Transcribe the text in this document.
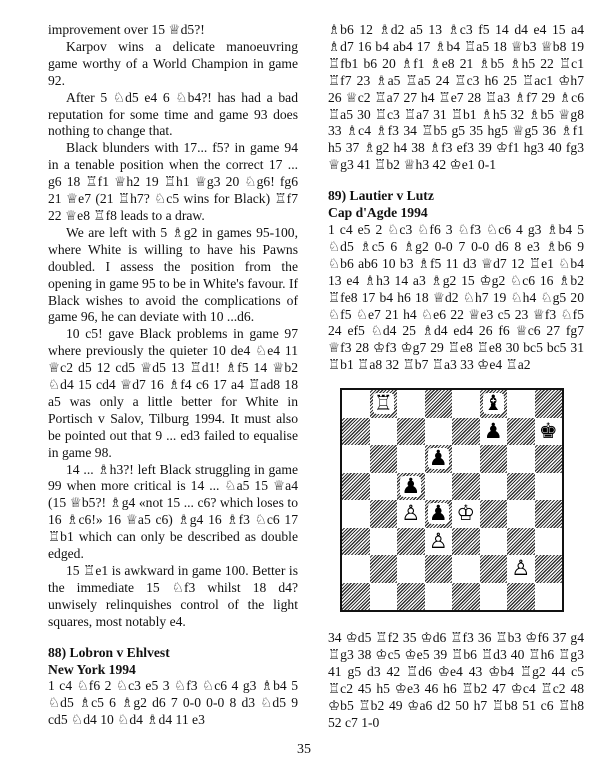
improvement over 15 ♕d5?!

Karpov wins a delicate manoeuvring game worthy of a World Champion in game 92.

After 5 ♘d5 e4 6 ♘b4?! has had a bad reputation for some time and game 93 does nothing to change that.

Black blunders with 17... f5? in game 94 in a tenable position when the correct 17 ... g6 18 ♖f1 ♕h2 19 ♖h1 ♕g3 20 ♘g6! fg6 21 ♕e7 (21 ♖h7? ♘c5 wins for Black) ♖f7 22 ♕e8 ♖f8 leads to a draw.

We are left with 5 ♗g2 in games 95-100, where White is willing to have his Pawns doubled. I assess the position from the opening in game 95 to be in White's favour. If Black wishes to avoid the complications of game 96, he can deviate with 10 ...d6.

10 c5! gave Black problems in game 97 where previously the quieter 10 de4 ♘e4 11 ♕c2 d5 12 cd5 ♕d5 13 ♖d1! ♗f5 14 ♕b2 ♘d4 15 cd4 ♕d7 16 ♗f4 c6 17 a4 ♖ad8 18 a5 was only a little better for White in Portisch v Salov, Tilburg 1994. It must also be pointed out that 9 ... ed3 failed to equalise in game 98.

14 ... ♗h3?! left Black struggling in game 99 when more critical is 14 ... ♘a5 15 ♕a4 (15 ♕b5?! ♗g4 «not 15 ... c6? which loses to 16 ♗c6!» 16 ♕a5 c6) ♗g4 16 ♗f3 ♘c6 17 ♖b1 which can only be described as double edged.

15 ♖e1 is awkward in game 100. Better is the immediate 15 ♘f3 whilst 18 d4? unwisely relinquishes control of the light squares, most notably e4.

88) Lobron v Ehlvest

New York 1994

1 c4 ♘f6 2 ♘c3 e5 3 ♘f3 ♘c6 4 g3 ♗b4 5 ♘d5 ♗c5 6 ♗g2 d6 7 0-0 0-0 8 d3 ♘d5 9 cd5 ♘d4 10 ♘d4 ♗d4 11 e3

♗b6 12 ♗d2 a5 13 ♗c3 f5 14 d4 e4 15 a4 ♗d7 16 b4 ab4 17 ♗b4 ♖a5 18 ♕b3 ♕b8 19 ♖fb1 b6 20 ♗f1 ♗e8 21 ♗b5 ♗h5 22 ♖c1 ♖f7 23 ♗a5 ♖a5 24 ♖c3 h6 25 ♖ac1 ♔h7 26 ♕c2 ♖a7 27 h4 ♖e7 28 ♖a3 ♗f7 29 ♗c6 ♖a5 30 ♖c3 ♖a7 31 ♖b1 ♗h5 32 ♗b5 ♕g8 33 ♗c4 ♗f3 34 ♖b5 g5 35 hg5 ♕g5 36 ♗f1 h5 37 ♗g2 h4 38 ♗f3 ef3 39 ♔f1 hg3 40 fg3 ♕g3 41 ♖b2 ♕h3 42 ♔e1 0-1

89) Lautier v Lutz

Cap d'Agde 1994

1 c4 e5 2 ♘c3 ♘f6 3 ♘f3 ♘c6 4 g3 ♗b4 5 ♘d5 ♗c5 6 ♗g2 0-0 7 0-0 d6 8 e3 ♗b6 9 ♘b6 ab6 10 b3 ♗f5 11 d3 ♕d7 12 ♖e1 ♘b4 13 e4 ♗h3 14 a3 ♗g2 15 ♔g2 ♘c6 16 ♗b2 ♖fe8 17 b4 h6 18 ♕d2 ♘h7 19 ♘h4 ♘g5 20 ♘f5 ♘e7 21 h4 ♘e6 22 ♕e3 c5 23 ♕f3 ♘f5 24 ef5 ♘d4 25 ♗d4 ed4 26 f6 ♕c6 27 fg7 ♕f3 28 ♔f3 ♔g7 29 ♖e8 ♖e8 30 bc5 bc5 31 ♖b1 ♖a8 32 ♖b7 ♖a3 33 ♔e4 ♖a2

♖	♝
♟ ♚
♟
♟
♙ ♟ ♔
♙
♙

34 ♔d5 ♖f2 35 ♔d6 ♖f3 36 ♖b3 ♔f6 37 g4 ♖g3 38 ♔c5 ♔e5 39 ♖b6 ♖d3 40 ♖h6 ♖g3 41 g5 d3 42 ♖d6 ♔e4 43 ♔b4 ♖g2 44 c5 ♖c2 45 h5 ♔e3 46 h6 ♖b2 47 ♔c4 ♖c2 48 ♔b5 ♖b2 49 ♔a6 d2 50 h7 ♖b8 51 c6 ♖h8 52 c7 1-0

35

▬▬▬

Quote the records in full and exactly; skip any image.

Transcribe the text in this document.
improvement over 15 ♕d5?!

Karpov wins a delicate manoeuvring game worthy of a World Champion in game 92.

After 5 ♘d5 e4 6 ♘b4?! has had a bad reputation for some time and game 93 does nothing to change that.

Black blunders with 17... f5? in game 94 in a tenable position when the correct 17 ... g6 18 ♖f1 ♕h2 19 ♖h1 ♕g3 20 ♘g6! fg6 21 ♕e7 (21 ♖h7? ♘c5 wins for Black) ♖f7 22 ♕e8 ♖f8 leads to a draw.

We are left with 5 ♗g2 in games 95-100, where White is willing to have his Pawns doubled. I assess the position from the opening in game 95 to be in White's favour. If Black wishes to avoid the complications of game 96, he can deviate with 10 ...d6.

10 c5! gave Black problems in game 97 where previously the quieter 10 de4 ♘e4 11 ♕c2 d5 12 cd5 ♕d5 13 ♖d1! ♗f5 14 ♕b2 ♘d4 15 cd4 ♕d7 16 ♗f4 c6 17 a4 ♖ad8 18 a5 was only a little better for White in Portisch v Salov, Tilburg 1994. It must also be pointed out that 9 ... ed3 failed to equalise in game 98.

14 ... ♗h3?! left Black struggling in game 99 when more critical is 14 ... ♘a5 15 ♕a4 (15 ♕b5?! ♗g4 «not 15 ... c6? which loses to 16 ♗c6!» 16 ♕a5 c6) ♗g4 16 ♗f3 ♘c6 17 ♖b1 which can only be described as double edged.

15 ♖e1 is awkward in game 100. Better is the immediate 15 ♘f3 whilst 18 d4? unwisely relinquishes control of the light squares, most notably e4.

88) Lobron v Ehlvest

New York 1994

1 c4 ♘f6 2 ♘c3 e5 3 ♘f3 ♘c6 4 g3 ♗b4 5 ♘d5 ♗c5 6 ♗g2 d6 7 0-0 0-0 8 d3 ♘d5 9 cd5 ♘d4 10 ♘d4 ♗d4 11 e3

♗b6 12 ♗d2 a5 13 ♗c3 f5 14 d4 e4 15 a4 ♗d7 16 b4 ab4 17 ♗b4 ♖a5 18 ♕b3 ♕b8 19 ♖fb1 b6 20 ♗f1 ♗e8 21 ♗b5 ♗h5 22 ♖c1 ♖f7 23 ♗a5 ♖a5 24 ♖c3 h6 25 ♖ac1 ♔h7 26 ♕c2 ♖a7 27 h4 ♖e7 28 ♖a3 ♗f7 29 ♗c6 ♖a5 30 ♖c3 ♖a7 31 ♖b1 ♗h5 32 ♗b5 ♕g8 33 ♗c4 ♗f3 34 ♖b5 g5 35 hg5 ♕g5 36 ♗f1 h5 37 ♗g2 h4 38 ♗f3 ef3 39 ♔f1 hg3 40 fg3 ♕g3 41 ♖b2 ♕h3 42 ♔e1 0-1

89) Lautier v Lutz

Cap d'Agde 1994

1 c4 e5 2 ♘c3 ♘f6 3 ♘f3 ♘c6 4 g3 ♗b4 5 ♘d5 ♗c5 6 ♗g2 0-0 7 0-0 d6 8 e3 ♗b6 9 ♘b6 ab6 10 b3 ♗f5 11 d3 ♕d7 12 ♖e1 ♘b4 13 e4 ♗h3 14 a3 ♗g2 15 ♔g2 ♘c6 16 ♗b2 ♖fe8 17 b4 h6 18 ♕d2 ♘h7 19 ♘h4 ♘g5 20 ♘f5 ♘e7 21 h4 ♘e6 22 ♕e3 c5 23 ♕f3 ♘f5 24 ef5 ♘d4 25 ♗d4 ed4 26 f6 ♕c6 27 fg7 ♕f3 28 ♔f3 ♔g7 29 ♖e8 ♖e8 30 bc5 bc5 31 ♖b1 ♖a8 32 ♖b7 ♖a3 33 ♔e4 ♖a2

♖	♝
♟ ♚
♟
♟
♙ ♟ ♔
♙
♙

34 ♔d5 ♖f2 35 ♔d6 ♖f3 36 ♖b3 ♔f6 37 g4 ♖g3 38 ♔c5 ♔e5 39 ♖b6 ♖d3 40 ♖h6 ♖g3 41 g5 d3 42 ♖d6 ♔e4 43 ♔b4 ♖g2 44 c5 ♖c2 45 h5 ♔e3 46 h6 ♖b2 47 ♔c4 ♖c2 48 ♔b5 ♖b2 49 ♔a6 d2 50 h7 ♖b8 51 c6 ♖h8 52 c7 1-0

35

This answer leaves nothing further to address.